start

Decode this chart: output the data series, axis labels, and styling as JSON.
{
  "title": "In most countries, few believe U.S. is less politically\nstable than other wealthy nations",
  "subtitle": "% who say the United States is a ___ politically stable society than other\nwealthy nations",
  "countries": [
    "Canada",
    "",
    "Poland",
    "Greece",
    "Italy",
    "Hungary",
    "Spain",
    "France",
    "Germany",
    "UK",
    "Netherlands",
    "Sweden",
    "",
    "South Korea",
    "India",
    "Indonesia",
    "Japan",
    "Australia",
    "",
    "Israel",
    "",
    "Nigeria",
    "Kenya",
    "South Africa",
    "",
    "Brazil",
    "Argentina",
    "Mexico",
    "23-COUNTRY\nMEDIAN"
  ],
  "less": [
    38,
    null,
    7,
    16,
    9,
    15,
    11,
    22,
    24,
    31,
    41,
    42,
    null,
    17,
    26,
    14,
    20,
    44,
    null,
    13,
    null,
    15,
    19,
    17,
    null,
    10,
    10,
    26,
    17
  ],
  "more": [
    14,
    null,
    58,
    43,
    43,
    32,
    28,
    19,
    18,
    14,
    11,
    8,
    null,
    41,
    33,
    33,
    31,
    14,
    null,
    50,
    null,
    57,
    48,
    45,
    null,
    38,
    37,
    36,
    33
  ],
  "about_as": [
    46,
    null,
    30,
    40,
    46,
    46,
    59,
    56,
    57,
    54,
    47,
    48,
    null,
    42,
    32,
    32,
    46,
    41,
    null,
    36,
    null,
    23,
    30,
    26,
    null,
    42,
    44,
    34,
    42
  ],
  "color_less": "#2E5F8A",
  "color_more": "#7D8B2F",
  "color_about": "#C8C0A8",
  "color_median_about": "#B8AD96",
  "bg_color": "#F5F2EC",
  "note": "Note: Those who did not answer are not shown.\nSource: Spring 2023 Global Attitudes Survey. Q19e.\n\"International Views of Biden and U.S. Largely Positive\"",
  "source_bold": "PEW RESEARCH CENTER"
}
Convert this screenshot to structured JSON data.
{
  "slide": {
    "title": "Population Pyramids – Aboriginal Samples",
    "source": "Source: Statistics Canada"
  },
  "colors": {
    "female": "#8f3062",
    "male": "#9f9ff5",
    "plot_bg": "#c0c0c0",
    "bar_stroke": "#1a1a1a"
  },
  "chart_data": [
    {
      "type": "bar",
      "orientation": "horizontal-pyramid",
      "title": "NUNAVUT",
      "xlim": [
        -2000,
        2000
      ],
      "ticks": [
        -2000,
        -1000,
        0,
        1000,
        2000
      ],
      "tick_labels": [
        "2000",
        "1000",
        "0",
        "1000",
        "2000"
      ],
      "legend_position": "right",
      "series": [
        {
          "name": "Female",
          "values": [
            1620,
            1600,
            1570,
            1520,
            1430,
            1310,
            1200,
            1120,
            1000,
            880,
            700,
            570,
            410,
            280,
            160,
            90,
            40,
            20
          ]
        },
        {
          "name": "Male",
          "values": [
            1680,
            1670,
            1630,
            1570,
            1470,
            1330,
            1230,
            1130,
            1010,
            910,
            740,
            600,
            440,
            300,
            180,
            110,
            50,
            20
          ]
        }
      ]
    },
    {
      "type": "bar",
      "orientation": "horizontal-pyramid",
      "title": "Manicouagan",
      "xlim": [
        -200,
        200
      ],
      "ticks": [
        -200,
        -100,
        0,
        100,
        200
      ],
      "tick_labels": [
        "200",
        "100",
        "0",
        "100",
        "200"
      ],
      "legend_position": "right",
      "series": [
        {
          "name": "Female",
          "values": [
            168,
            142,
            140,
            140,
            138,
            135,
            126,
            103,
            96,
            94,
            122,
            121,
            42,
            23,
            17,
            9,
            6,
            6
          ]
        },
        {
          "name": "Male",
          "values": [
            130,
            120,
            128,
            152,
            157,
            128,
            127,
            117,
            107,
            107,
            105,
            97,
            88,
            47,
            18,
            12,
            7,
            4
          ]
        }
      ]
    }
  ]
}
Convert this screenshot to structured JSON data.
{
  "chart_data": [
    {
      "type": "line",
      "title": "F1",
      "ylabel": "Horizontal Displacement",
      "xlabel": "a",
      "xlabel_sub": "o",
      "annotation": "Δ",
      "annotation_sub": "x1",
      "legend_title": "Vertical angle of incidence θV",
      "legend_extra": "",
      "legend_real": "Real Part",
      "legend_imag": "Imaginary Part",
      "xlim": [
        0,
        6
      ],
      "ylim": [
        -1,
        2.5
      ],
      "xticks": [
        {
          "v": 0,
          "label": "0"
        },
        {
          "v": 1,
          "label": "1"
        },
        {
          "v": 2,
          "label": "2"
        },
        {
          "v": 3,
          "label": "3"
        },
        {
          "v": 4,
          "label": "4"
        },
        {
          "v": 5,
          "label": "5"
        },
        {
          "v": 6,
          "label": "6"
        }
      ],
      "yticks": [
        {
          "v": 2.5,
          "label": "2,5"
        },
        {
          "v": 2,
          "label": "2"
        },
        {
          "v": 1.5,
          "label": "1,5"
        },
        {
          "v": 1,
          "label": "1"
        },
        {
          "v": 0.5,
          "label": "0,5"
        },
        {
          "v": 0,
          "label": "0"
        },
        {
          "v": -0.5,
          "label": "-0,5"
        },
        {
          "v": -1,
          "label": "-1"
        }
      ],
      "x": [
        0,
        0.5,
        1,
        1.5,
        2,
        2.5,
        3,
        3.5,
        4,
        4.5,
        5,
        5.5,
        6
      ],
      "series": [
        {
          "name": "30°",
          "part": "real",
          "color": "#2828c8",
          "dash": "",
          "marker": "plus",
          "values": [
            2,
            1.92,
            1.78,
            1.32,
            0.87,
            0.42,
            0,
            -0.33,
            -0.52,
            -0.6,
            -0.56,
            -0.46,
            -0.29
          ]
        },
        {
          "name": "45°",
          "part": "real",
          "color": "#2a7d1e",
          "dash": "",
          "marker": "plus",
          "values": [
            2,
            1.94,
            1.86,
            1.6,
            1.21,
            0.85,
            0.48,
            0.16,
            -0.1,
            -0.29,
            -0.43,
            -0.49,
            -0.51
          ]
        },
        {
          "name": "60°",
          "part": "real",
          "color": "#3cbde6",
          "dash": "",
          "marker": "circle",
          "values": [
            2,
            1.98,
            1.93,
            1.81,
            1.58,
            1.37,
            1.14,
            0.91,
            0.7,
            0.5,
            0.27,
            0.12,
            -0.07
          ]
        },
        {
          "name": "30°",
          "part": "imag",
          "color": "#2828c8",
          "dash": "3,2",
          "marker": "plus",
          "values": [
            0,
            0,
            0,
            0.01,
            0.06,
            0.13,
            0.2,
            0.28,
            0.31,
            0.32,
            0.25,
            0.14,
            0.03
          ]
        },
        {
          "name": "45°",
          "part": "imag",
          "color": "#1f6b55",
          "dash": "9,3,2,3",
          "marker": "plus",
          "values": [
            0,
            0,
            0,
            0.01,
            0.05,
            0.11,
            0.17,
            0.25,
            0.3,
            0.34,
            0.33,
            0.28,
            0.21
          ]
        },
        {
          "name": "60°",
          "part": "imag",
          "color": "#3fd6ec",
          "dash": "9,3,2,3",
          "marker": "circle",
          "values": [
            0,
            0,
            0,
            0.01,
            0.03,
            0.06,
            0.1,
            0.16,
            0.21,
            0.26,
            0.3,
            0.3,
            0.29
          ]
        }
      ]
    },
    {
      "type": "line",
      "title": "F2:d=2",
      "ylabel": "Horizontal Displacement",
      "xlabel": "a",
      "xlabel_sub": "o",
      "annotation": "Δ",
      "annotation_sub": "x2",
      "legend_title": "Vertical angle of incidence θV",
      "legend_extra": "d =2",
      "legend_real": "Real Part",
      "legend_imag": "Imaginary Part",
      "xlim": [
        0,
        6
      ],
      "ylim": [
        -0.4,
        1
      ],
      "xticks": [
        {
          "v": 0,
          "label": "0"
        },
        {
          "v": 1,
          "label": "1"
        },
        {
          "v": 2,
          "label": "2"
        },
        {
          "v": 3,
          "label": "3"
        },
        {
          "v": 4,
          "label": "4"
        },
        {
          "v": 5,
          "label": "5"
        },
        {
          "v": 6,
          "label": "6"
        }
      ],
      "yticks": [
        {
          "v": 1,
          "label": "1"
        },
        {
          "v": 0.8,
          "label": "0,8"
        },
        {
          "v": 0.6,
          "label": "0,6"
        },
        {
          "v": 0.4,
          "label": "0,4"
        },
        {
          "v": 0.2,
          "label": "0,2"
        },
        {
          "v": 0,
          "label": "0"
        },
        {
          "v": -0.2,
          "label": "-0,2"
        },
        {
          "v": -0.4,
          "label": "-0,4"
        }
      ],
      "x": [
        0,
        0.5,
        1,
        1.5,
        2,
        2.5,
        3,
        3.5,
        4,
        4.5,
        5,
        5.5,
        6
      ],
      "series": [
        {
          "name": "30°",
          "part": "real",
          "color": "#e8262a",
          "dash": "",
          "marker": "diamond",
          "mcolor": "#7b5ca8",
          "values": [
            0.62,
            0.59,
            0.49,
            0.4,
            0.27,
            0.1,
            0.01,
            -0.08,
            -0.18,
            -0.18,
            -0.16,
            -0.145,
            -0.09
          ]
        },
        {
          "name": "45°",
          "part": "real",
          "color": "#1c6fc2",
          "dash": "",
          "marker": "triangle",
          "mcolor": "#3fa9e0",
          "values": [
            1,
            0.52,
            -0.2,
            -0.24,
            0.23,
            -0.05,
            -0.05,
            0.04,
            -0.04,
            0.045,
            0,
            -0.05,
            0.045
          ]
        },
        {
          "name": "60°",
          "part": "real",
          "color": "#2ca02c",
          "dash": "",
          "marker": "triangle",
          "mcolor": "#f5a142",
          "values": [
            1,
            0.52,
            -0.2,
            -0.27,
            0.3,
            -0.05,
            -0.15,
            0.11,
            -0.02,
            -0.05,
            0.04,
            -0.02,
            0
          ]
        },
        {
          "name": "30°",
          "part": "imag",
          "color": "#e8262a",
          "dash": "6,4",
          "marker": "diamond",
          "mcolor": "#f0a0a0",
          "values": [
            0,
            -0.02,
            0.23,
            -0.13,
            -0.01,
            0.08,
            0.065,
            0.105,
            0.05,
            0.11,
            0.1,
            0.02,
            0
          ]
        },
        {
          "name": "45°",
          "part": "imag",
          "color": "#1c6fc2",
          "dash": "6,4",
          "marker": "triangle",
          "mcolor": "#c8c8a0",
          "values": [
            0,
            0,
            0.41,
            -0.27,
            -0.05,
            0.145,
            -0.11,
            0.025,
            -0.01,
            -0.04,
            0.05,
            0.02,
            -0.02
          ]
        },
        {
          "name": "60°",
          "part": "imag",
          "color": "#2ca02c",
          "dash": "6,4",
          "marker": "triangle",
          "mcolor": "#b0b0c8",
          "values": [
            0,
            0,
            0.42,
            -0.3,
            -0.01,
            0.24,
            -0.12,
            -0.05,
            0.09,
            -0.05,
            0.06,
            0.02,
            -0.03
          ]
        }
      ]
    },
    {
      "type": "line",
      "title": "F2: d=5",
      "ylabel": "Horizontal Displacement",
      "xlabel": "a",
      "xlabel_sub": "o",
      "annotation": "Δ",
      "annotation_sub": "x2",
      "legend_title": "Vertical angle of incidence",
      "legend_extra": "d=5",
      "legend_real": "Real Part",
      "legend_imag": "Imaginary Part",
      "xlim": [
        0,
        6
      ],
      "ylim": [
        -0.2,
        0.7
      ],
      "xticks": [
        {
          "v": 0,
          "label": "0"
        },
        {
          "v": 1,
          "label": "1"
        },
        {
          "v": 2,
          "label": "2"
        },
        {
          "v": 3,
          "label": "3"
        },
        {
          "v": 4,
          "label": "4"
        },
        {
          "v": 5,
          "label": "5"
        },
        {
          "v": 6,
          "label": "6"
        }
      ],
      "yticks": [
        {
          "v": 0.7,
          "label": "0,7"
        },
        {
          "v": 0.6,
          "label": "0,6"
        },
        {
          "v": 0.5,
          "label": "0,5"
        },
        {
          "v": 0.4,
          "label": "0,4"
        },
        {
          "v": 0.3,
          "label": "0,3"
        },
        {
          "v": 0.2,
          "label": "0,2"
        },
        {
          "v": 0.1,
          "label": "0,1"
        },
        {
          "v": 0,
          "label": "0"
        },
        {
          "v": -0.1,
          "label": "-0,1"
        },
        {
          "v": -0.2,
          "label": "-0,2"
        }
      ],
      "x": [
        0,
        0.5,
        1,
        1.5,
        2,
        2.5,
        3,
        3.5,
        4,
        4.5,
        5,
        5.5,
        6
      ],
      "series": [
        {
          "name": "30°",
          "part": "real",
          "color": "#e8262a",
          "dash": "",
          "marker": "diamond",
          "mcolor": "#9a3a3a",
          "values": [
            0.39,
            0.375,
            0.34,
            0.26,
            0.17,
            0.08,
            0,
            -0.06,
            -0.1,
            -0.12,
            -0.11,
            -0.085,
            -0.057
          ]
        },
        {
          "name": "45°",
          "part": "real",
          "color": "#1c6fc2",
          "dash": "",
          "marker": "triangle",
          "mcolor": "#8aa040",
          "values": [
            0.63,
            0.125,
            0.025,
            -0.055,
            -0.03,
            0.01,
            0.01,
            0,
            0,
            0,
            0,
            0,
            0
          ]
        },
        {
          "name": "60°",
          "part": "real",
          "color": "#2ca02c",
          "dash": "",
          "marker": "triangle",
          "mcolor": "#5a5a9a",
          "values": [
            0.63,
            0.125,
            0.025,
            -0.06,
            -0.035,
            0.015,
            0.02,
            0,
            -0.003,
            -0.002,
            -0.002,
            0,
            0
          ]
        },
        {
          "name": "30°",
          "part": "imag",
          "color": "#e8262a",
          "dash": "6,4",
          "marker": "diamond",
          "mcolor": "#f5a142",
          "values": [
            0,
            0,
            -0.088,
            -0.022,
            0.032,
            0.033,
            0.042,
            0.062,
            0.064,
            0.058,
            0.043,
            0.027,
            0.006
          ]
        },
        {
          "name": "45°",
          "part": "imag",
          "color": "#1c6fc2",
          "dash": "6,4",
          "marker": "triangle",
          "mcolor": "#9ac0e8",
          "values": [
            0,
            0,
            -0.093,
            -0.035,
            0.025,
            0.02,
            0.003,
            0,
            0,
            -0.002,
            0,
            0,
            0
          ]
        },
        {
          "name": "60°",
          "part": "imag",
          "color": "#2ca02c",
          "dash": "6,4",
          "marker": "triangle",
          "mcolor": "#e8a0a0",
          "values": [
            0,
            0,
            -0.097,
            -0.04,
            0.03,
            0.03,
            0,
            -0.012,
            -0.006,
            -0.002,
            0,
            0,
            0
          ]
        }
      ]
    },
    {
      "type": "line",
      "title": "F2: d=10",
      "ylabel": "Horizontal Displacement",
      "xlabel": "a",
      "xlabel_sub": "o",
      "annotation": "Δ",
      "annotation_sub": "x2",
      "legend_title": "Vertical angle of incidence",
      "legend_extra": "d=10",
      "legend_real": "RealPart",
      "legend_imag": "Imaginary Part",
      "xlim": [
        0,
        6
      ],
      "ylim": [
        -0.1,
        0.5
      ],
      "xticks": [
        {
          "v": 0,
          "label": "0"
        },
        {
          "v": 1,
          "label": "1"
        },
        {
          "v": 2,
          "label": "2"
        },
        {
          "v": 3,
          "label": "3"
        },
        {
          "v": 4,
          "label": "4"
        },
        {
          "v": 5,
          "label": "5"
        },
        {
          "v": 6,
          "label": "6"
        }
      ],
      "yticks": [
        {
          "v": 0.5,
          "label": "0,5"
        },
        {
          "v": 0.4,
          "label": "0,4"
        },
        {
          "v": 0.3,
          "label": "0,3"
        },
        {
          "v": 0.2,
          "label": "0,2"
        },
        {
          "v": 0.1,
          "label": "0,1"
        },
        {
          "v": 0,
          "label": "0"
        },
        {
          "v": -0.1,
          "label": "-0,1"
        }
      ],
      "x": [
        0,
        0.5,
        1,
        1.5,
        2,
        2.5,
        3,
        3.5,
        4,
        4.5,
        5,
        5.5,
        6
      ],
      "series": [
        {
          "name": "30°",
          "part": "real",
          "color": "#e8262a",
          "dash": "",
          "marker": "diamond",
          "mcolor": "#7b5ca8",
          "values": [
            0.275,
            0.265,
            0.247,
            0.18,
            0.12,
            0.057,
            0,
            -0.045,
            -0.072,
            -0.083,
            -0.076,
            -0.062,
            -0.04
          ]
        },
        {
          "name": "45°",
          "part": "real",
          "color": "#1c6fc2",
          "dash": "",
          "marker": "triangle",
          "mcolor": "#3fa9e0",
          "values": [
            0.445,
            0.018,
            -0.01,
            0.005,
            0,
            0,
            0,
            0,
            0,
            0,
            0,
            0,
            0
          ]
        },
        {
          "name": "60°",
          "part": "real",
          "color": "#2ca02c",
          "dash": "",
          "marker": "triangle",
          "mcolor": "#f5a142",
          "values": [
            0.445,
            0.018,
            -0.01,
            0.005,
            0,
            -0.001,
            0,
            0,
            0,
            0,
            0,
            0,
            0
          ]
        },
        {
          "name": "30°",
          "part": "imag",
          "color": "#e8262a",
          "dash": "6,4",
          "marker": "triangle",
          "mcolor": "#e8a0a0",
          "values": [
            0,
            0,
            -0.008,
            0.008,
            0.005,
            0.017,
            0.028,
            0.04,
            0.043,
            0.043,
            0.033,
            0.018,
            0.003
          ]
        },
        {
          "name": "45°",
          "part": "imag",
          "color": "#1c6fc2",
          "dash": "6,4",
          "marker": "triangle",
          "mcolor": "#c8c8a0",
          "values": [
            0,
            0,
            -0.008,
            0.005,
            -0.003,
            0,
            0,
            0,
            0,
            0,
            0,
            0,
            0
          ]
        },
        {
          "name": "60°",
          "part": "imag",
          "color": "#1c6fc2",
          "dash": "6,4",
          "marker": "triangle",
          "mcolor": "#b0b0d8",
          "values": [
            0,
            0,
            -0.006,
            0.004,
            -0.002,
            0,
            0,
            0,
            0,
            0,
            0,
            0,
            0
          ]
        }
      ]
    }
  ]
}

end

• _EXERCISE_:
Copy out every line from the material above in which the word "nations" appears.

• _ANSWER TO THE TASK_:
  "title": "In most countries, few believe U.S. is less politically\nstable than other wealthy nations",
  "subtitle": "% who say the United States is a ___ politically stable society than other\nwealthy nations",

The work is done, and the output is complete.